* **YOUR ASSIGNMENT**: Continue the article about Sally Megeath's retirement from where it stops.

* **TEXT EXCERPT**:
Veteran local educator bidding farewell after 37-plus years

Posted: May 14, 2013

The Winchester Star

Sally Megeath, assistant head of school at Powhatan School in Boyce, reads a story with kindergartners Meghan Duley (from left), Sophia Appiah and Duncan Mackey on Monday. Megeath is retiring after more than 37 years in education. (Photo by Ginger Perry/The Winchester Star)


Sally Megeath remembers the electrical fire that destroyed her fourth-grade classroom at Powhatan School in 1988.

She greeted her 18 students on that day in the library and wondered, “How in the world am I going to teach these children?”

She then saw the books around her and found her answer.

“It completely changed the way I taught,” she said. “It was a defining moment.”

After finding ways to reach students for a combined 20 years at Powhatan, the lower school director and assistant head of the school will retire June 28.

“Here, you’re a family,” she said. “A real community. I’ll miss being a part of that community. I know I will.”

Megeath, a Front Royal native, has spent more than 37 years as an educator. She began her career at Winchester Intermediate School — what is now Douglas Community Learning Center — as a seventh-grade teacher.

After taking time off to raise her two sons, Megeath was hired at Powhatan, an independent day school (kindergarten through eighth-grade), as a kindergarten instructional assistant in 1979. She was a fourth-grade teacher for the next 11 years while also serving as director of admissions.

* **SUPPLIED MATERIAL**:
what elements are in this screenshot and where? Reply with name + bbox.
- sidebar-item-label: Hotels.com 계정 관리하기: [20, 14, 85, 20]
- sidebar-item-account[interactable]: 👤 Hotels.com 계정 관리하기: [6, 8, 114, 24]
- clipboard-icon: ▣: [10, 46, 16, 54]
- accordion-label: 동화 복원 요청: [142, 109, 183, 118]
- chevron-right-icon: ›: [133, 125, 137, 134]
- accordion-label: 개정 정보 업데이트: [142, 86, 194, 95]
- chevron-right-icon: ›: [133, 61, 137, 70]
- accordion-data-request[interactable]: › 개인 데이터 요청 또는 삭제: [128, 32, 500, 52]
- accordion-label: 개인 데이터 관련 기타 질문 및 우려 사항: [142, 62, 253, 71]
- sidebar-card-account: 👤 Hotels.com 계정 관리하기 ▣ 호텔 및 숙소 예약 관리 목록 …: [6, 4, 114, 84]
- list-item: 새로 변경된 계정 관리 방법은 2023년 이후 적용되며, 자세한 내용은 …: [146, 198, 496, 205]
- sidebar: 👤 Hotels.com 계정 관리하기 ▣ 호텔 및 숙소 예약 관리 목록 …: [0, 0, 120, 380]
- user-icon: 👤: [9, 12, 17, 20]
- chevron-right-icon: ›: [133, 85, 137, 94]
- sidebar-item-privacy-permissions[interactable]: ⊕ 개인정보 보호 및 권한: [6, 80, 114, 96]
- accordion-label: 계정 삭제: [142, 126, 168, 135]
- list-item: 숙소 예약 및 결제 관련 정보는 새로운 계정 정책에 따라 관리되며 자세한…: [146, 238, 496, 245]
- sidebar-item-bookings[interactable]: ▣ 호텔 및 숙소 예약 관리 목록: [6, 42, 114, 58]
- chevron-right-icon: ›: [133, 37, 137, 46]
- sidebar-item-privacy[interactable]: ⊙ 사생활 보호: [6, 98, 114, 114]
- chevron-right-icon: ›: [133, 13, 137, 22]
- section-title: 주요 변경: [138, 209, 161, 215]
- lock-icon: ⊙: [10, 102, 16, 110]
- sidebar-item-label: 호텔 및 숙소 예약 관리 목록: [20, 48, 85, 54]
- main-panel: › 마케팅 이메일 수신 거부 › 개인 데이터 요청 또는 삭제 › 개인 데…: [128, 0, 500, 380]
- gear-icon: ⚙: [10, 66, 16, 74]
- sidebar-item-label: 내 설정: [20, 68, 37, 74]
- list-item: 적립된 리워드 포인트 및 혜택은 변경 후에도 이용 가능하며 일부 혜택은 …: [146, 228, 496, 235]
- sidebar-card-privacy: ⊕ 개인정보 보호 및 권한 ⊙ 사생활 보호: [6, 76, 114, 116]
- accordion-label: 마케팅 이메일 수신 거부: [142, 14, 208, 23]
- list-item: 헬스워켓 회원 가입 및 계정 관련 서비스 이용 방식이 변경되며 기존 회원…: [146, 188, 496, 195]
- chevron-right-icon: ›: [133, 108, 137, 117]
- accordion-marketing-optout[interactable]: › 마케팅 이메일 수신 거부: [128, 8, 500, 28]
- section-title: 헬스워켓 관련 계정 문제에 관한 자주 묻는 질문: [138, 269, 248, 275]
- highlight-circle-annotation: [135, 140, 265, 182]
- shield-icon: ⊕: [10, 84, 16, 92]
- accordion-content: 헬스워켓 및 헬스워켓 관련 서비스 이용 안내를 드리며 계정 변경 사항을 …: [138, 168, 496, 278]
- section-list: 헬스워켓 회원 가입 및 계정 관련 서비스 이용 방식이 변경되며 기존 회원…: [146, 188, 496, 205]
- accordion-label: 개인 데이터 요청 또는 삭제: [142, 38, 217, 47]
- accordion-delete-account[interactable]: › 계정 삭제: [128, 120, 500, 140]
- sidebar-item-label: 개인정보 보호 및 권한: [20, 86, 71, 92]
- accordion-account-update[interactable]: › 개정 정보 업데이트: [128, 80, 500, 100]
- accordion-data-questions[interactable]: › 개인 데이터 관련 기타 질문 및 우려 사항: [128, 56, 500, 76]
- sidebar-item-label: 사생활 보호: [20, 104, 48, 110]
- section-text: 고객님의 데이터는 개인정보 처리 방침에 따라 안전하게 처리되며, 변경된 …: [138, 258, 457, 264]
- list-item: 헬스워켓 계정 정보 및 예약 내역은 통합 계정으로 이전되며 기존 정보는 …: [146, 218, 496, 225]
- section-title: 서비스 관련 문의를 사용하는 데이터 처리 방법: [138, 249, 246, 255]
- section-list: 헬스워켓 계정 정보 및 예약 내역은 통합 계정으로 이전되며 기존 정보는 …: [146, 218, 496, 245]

* **WRITTEN REPLY**:
Megeath headed next to Frederick County Public Schools because she needed a higher salary in order to support her ailing husband and two children. During her tenure in the county, she served as principal at Senseny Road and Redbud Run elementary schools and as the division’s supervisor of instruction. The students and staff she worked with during those years will remember her as Sally Hovermale.

In 2005, Megeath was invited back to Powhatan as the director of the lower school.

In this role, she oversees the instructional program of students in kindergarten through fifth grade, helps with the admission and placement of the students, coaches new teachers, approves field trips and helps to hire staff members.

As assistant head, she evaluates the performance of all personnel.

“Sally is undoubtedly one of the finest colleagues with whom I have worked,” said Head of School Sue Scarborough in an e-mail. “Her outlook on life, love of children and wonderful sense of humor make all our days at Powhatan sunny and fun. We will all miss her greatly.”

Megeath said her biggest love is knowing the name of each of the 150 lower school students, the ways they learn best and the books they like to read.

“I will miss the everyday contact with students,” she said. “As director, I could become more directly involved in instruction. I like what goes on in the classroom. I know each child individually, and I delight in that.”

Kindergarten teacher Julie Scheulen said her students love the times when Megeath pops into their classroom because she has something to say to every child.

“She’s extremely patient with both teachers and students,” Scheulen said.

Megeath will spend her retirement traveling, visiting her two grandchildren in New Jersey, reading, playing bridge and volunteering.

“I loved every day of my working career,” she said. “[Powhatan] really was the right place for me.”

Kevin Hessberg will take over for Megeath as the lower school director beginning July 1.

He graduated from the Curry School of Education at the University of Virginia with a doctorate in curriculum and instruction.

Hessberg has taught a range of ages and content areas and most recently served as an adjunct professor at James Madison University and as the academic and logistics coordinator for an academic enrichment summer camp at the University of Virginia.